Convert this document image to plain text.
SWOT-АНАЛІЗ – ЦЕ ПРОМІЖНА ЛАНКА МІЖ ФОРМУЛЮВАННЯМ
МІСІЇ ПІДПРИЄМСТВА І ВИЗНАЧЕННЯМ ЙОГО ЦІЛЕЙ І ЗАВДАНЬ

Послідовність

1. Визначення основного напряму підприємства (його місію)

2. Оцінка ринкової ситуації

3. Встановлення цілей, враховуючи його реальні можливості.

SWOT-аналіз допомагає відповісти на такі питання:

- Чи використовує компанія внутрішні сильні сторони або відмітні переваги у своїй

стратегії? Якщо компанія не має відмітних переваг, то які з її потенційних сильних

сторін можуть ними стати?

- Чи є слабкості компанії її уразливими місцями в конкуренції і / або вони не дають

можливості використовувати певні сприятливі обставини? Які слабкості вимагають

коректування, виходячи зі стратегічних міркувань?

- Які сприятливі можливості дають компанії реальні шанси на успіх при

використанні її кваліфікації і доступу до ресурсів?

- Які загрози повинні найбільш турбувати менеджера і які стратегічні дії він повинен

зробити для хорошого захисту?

#### EXERCISE DESCRIPTION:
List the lines that contain the word "можливості".

#### COMPLETE ANSWER:
3. Встановлення цілей, враховуючи його реальні можливості.
можливості використовувати певні сприятливі обставини? Які слабкості вимагають
- Які сприятливі можливості дають компанії реальні шанси на успіх при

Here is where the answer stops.